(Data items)
══════════

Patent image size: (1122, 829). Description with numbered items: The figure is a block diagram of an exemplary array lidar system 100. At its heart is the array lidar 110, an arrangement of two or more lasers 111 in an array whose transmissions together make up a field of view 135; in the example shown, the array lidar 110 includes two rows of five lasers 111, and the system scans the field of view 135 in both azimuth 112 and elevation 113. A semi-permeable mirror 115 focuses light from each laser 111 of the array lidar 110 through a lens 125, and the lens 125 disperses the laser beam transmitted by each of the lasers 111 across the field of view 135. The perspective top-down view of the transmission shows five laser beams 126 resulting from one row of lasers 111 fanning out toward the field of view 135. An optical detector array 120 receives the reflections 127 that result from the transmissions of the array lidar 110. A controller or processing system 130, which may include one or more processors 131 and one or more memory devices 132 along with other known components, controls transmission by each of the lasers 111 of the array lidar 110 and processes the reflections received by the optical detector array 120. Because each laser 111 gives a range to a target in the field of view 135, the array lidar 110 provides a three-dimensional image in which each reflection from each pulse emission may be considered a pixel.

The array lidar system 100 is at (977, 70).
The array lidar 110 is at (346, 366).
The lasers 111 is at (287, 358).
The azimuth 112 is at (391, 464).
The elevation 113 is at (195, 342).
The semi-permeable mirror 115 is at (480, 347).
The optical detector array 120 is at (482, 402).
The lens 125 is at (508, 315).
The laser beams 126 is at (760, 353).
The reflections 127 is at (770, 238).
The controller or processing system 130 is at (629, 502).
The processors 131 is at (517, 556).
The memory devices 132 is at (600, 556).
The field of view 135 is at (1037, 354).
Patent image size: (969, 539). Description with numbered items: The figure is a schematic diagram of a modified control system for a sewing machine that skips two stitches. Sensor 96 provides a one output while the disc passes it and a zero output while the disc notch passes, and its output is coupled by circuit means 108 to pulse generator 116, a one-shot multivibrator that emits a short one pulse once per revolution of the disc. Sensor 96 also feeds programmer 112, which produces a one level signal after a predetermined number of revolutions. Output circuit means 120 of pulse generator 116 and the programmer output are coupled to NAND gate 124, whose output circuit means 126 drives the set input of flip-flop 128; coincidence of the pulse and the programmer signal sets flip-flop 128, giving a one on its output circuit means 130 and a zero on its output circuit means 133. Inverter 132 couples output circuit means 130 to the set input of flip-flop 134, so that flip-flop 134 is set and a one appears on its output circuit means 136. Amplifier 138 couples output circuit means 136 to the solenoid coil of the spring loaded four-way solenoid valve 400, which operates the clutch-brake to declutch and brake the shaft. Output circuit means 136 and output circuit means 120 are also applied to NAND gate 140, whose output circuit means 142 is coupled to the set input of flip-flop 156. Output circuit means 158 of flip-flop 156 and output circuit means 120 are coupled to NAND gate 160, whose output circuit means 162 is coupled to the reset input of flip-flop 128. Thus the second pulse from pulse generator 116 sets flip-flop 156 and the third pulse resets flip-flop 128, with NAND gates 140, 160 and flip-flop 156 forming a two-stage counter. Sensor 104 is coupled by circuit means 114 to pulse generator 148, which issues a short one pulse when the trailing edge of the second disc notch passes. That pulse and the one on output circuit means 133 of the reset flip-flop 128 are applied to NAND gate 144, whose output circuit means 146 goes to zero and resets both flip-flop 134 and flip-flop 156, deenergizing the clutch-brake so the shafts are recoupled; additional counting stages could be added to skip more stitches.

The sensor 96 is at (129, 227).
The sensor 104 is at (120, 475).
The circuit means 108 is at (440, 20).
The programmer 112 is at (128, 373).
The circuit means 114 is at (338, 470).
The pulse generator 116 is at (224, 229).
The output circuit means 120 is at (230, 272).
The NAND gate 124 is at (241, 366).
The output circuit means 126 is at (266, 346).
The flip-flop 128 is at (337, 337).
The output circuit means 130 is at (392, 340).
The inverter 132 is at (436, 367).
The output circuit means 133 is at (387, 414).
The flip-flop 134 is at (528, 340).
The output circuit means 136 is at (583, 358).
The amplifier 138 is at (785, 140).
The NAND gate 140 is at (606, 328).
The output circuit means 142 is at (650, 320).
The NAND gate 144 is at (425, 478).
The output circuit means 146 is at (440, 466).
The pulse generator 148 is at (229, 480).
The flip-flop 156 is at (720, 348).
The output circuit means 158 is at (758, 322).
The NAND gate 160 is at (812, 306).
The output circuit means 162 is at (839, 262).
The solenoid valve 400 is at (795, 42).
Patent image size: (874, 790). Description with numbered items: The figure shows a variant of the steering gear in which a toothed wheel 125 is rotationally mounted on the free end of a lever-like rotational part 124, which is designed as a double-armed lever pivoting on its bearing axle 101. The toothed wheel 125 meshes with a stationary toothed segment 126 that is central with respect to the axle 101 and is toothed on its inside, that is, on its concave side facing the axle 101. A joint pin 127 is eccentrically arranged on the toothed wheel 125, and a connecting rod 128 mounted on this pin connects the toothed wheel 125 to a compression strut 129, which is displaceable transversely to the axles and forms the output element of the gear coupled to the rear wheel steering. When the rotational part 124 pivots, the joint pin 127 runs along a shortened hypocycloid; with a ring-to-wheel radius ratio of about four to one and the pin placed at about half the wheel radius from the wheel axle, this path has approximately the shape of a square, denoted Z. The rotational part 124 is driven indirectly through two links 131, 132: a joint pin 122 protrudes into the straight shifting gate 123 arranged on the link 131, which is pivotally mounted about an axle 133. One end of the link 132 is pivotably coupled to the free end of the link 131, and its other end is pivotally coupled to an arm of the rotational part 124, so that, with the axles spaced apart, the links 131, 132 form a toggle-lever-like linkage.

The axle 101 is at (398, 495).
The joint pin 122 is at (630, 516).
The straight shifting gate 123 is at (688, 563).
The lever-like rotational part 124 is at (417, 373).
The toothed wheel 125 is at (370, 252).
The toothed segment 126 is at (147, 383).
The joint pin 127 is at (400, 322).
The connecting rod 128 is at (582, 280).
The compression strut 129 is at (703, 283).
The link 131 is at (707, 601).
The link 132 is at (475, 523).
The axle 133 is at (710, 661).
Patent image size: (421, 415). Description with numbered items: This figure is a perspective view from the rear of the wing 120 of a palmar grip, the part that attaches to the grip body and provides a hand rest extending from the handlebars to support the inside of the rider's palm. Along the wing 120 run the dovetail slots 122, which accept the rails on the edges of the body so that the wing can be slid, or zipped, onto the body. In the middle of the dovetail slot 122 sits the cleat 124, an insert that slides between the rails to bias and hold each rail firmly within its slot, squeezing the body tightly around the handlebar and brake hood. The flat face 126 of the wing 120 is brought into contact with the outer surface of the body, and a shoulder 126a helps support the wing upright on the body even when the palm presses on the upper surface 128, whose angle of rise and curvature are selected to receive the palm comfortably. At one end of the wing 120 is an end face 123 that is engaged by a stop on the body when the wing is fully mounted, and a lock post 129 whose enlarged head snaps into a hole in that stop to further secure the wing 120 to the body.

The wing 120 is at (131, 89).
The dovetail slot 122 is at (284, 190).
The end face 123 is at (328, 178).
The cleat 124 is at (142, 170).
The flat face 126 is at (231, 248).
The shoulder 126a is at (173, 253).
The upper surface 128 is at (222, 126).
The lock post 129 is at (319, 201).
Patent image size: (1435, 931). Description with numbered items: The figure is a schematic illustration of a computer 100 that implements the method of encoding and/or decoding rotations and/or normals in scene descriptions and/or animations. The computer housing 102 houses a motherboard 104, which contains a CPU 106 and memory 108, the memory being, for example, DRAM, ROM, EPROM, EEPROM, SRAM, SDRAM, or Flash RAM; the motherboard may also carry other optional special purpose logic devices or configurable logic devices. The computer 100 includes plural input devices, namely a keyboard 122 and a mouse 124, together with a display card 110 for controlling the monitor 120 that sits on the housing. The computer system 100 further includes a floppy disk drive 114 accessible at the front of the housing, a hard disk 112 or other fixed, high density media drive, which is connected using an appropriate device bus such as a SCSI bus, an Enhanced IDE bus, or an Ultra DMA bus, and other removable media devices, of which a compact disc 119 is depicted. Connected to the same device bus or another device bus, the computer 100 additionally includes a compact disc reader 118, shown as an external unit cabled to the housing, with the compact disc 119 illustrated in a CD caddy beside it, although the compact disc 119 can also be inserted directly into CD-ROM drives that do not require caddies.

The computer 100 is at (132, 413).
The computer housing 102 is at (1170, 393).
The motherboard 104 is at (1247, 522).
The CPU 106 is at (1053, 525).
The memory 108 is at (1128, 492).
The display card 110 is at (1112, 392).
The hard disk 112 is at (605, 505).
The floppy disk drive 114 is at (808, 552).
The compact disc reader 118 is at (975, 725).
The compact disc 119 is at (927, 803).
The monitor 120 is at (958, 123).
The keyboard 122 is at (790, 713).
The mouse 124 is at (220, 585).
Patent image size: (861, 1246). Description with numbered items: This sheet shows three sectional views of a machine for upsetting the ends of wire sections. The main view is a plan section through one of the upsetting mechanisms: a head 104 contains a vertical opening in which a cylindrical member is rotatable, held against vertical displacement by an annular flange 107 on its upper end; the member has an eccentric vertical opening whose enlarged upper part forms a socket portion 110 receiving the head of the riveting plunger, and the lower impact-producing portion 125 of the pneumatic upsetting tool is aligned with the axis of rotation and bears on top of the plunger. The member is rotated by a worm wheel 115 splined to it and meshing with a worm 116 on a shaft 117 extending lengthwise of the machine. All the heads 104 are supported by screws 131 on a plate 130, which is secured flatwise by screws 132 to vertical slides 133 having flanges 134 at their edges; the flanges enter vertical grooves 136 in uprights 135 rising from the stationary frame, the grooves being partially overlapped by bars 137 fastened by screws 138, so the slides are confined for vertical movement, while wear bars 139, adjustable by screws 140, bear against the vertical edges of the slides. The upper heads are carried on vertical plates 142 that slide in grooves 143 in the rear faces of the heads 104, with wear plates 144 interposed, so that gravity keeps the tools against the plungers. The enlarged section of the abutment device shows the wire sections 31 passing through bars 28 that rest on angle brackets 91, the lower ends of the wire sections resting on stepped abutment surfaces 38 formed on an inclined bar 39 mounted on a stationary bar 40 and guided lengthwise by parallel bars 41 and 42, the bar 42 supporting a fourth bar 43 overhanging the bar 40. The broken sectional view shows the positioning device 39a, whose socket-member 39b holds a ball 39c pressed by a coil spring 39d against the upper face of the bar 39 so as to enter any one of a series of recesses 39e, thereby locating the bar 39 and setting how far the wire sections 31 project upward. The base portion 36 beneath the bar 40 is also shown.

══════════

- SHORT PROBLEM
Starting at the first line of the items and stopping after the line that contains "The field of view 135 is at (1037, 354).", recast each line as one string in a JSON list, leaving out blank lines.

- EXERCISE RESPONSE
[
  "Patent image size: (1122, 829). Description with numbered items: The figure is a block diagram of an exemplary array lidar system 100. At its heart is the array lidar 110, an arrangement of two or more lasers 111 in an array whose transmissions together make up a field of view 135; in the example shown, the array lidar 110 includes two rows of five lasers 111, and the system scans the field of view 135 in both azimuth 112 and elevation 113. A semi-permeable mirror 115 focuses light from each laser 111 of the array lidar 110 through a lens 125, and the lens 125 disperses the laser beam transmitted by each of the lasers 111 across the field of view 135. The perspective top-down view of the transmission shows five laser beams 126 resulting from one row of lasers 111 fanning out toward the field of view 135. An optical detector array 120 receives the reflections 127 that result from the transmissions of the array lidar 110. A controller or processing system 130, which may include one or more processors 131 and one or more memory devices 132 along with other known components, controls transmission by each of the lasers 111 of the array lidar 110 and processes the reflections received by the optical detector array 120. Because each laser 111 gives a range to a target in the field of view 135, the array lidar 110 provides a three-dimensional image in which each reflection from each pulse emission may be considered a pixel.",
  "The array lidar system 100 is at (977, 70).",
  "The array lidar 110 is at (346, 366).",
  "The lasers 111 is at (287, 358).",
  "The azimuth 112 is at (391, 464).",
  "The elevation 113 is at (195, 342).",
  "The semi-permeable mirror 115 is at (480, 347).",
  "The optical detector array 120 is at (482, 402).",
  "The lens 125 is at (508, 315).",
  "The laser beams 126 is at (760, 353).",
  "The reflections 127 is at (770, 238).",
  "The controller or processing system 130 is at (629, 502).",
  "The processors 131 is at (517, 556).",
  "The memory devices 132 is at (600, 556).",
  "The field of view 135 is at (1037, 354)."
]